Collected data
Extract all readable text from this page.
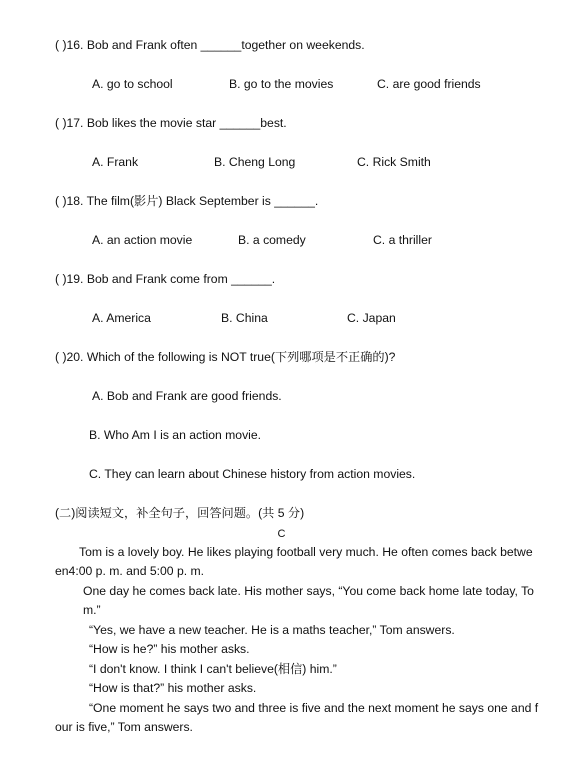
( )16. Bob and Frank often ______together on weekends.
A. go to school	B. go to the movies	C. are good friends
( )17. Bob likes the movie star ______best.
A. Frank	B. Cheng Long	C. Rick Smith
( )18. The film(影片) Black September is ______.
A. an action movie	B. a comedy	C. a thriller
( )19. Bob and Frank come from ______.
A. America	B. China	C. Japan
( )20. Which of the following is NOT true(下列哪项是不正确的)?
A. Bob and Frank are good friends.
B. Who Am I is an action movie.
C. They can learn about Chinese history from action movies.
(二)阅读短文，补全句子，回答问题。(共 5 分)
C
Tom is a lovely boy. He likes playing football very much. He often comes back betwe
en4:00 p. m. and 5:00 p. m.
One day he comes back late. His mother says, “You come back home late today, To
m.”
“Yes, we have a new teacher. He is a maths teacher,” Tom answers.
“How is he?” his mother asks.
“I don't know. I think I can't believe(相信) him.”
“How is that?” his mother asks.
“One moment he says two and three is five and the next moment he says one and f
our is five,” Tom answers.
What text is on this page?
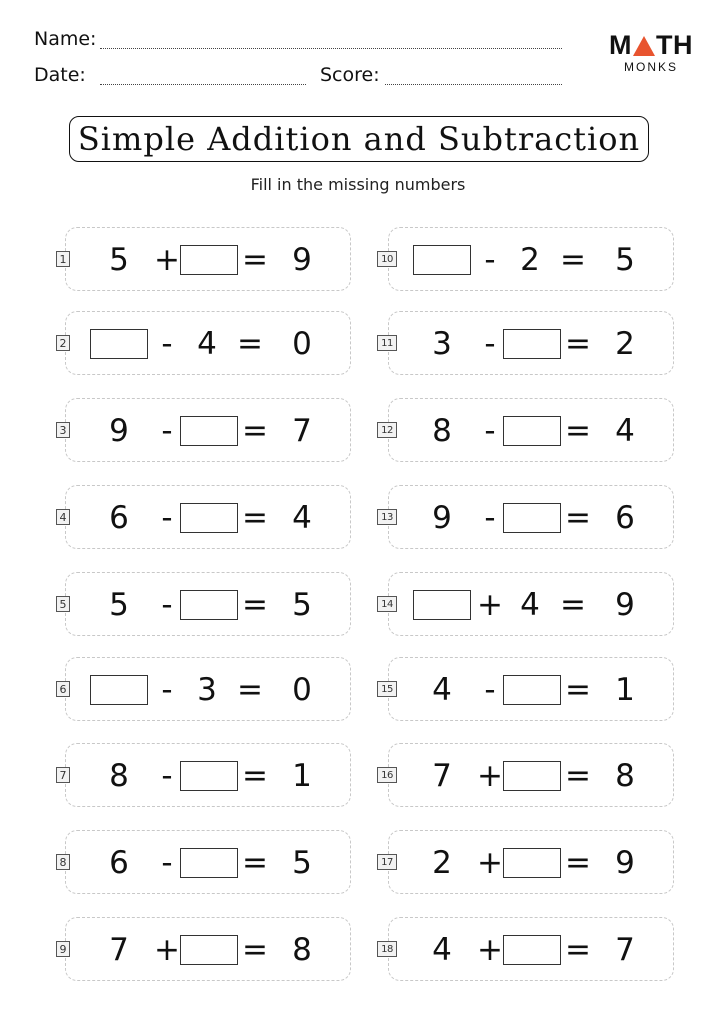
Name:
Date:	Score:
M TH
MONKS
Simple Addition and Subtraction
Fill in the missing numbers
1 5 + = 9
2	- 4 = 0
3 9 - = 7
4 6 - = 4
5 5 - = 5
6	- 3 = 0
7 8 - = 1
8 6 - = 5
9 7 + = 8
10	- 2 = 5
11 3 - = 2
12 8 - = 4
13 9 - = 6
14	+ 4 = 9
15 4 - = 1
16 7 + = 8
17 2 + = 9
18 4 + = 7
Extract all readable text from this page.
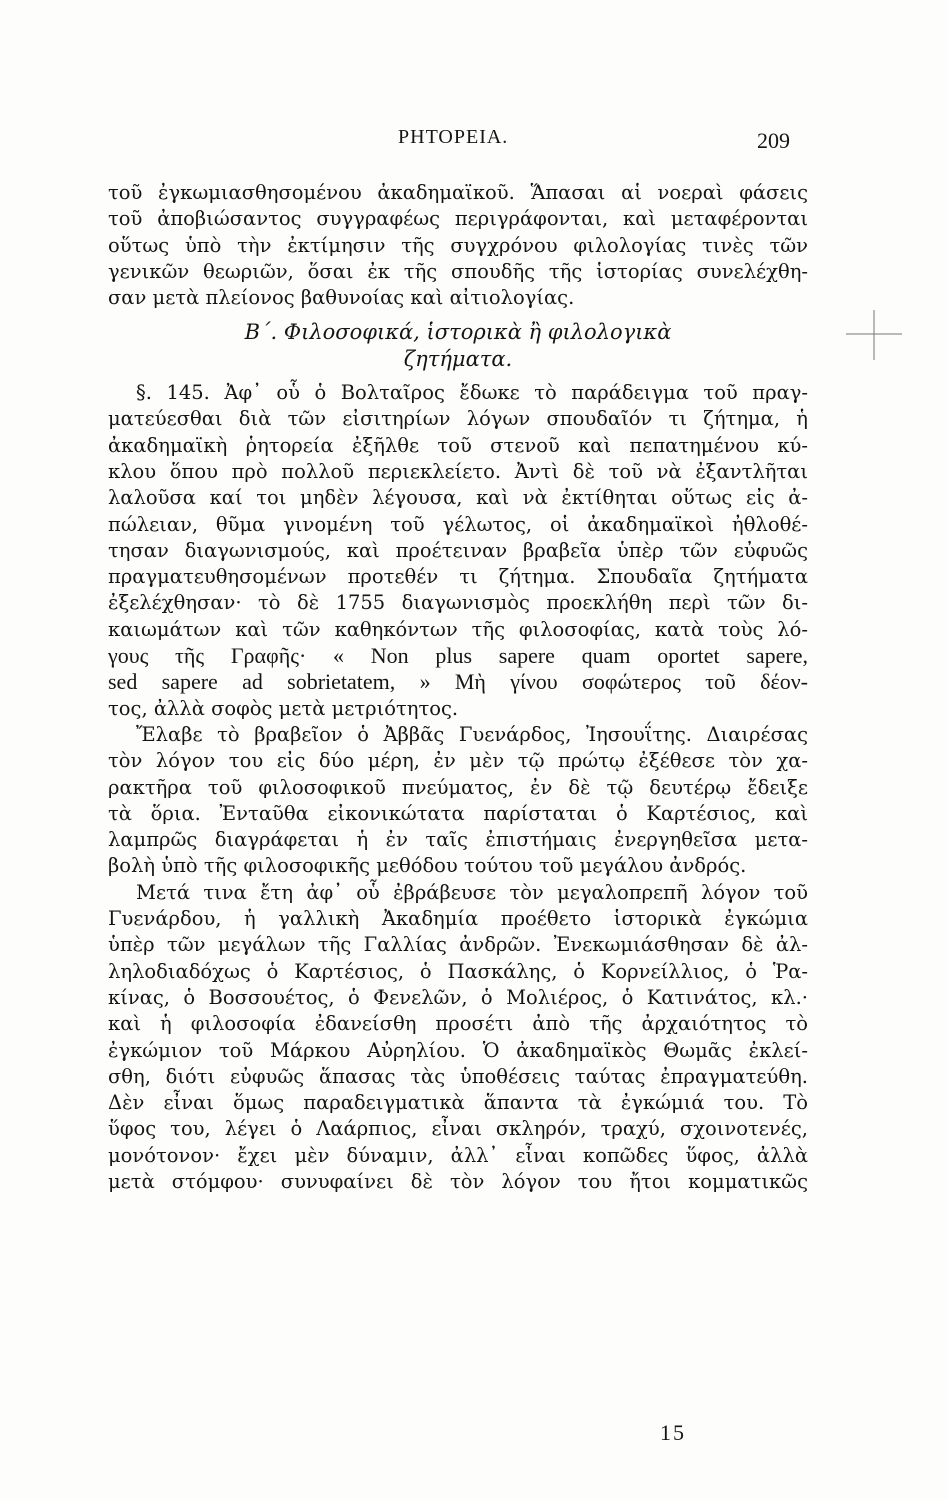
ΡΗΤΟΡΕΙΑ.	209
τοῦ ἐγκωμιασθησομένου ἀκαδημαϊκοῦ. Ἅπασαι αἱ νοεραὶ φάσεις
τοῦ ἀποβιώσαντος συγγραφέως περιγράφονται, καὶ μεταφέρονται
οὕτως ὑπὸ τὴν ἐκτίμησιν τῆς συγχρόνου φιλολογίας τινὲς τῶν
γενικῶν θεωριῶν, ὅσαι ἐκ τῆς σπουδῆς τῆς ἱστορίας συνελέχθη-
σαν μετὰ πλείονος βαθυνοίας καὶ αἰτιολογίας.
Β΄. Φιλοσοφικά, ἱστορικὰ ἢ φιλολογικὰ
ζητήματα.
§. 145. Ἀφ᾽ οὗ ὁ Βολταῖρος ἔδωκε τὸ παράδειγμα τοῦ πραγ-
ματεύεσθαι διὰ τῶν εἰσιτηρίων λόγων σπουδαῖόν τι ζήτημα, ἡ
ἀκαδημαϊκὴ ῥητορεία ἐξῆλθε τοῦ στενοῦ καὶ πεπατημένου κύ-
κλου ὅπου πρὸ πολλοῦ περιεκλείετο. Ἀντὶ δὲ τοῦ νὰ ἐξαντλῆται
λαλοῦσα καί τοι μηδὲν λέγουσα, καὶ νὰ ἐκτίθηται οὕτως εἰς ἀ-
πώλειαν, θῦμα γινομένη τοῦ γέλωτος, οἱ ἀκαδημαϊκοὶ ἠθλοθέ-
τησαν διαγωνισμούς, καὶ προέτειναν βραβεῖα ὑπὲρ τῶν εὐφυῶς
πραγματευθησομένων προτεθέν τι ζήτημα. Σπουδαῖα ζητήματα
ἐξελέχθησαν· τὸ δὲ 1755 διαγωνισμὸς προεκλήθη περὶ τῶν δι-
καιωμάτων καὶ τῶν καθηκόντων τῆς φιλοσοφίας, κατὰ τοὺς λό-
γους τῆς Γραφῆς· « Non plus sapere quam oportet sapere,
sed sapere ad sobrietatem, » Μὴ γίνου σοφώτερος τοῦ δέον-
τος, ἀλλὰ σοφὸς μετὰ μετριότητος.
Ἔλαβε τὸ βραβεῖον ὁ Ἀββᾶς Γυενάρδος, Ἰησουΐτης. Διαιρέσας
τὸν λόγον του εἰς δύο μέρη, ἐν μὲν τῷ πρώτῳ ἐξέθεσε τὸν χα-
ρακτῆρα τοῦ φιλοσοφικοῦ πνεύματος, ἐν δὲ τῷ δευτέρῳ ἔδειξε
τὰ ὅρια. Ἐνταῦθα εἰκονικώτατα παρίσταται ὁ Καρτέσιος, καὶ
λαμπρῶς διαγράφεται ἡ ἐν ταῖς ἐπιστήμαις ἐνεργηθεῖσα μετα-
βολὴ ὑπὸ τῆς φιλοσοφικῆς μεθόδου τούτου τοῦ μεγάλου ἀνδρός.
Μετά τινα ἔτη ἀφ᾽ οὗ ἐβράβευσε τὸν μεγαλοπρεπῆ λόγον τοῦ
Γυενάρδου, ἡ γαλλικὴ Ἀκαδημία προέθετο ἱστορικὰ ἐγκώμια
ὑπὲρ τῶν μεγάλων τῆς Γαλλίας ἀνδρῶν. Ἐνεκωμιάσθησαν δὲ ἀλ-
ληλοδιαδόχως ὁ Καρτέσιος, ὁ Πασκάλης, ὁ Κορνείλλιος, ὁ Ῥα-
κίνας, ὁ Βοσσουέτος, ὁ Φενελῶν, ὁ Μολιέρος, ὁ Κατινάτος, κλ.·
καὶ ἡ φιλοσοφία ἐδανείσθη προσέτι ἀπὸ τῆς ἀρχαιότητος τὸ
ἐγκώμιον τοῦ Μάρκου Αὐρηλίου. Ὁ ἀκαδημαϊκὸς Θωμᾶς ἐκλεί-
σθη, διότι εὐφυῶς ἅπασας τὰς ὑποθέσεις ταύτας ἐπραγματεύθη.
Δὲν εἶναι ὅμως παραδειγματικὰ ἅπαντα τὰ ἐγκώμιά του. Τὸ
ὕφος του, λέγει ὁ Λαάρπιος, εἶναι σκληρόν, τραχύ, σχοινοτενές,
μονότονον· ἔχει μὲν δύναμιν, ἀλλ᾽ εἶναι κοπῶδες ὕφος, ἀλλὰ
μετὰ στόμφου· συνυφαίνει δὲ τὸν λόγον του ἤτοι κομματικῶς
15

## PROBLEM TO SOLVE
Give only a number: how many lines of the data hold the string "answers"?

## REPLY TO THE TASK
2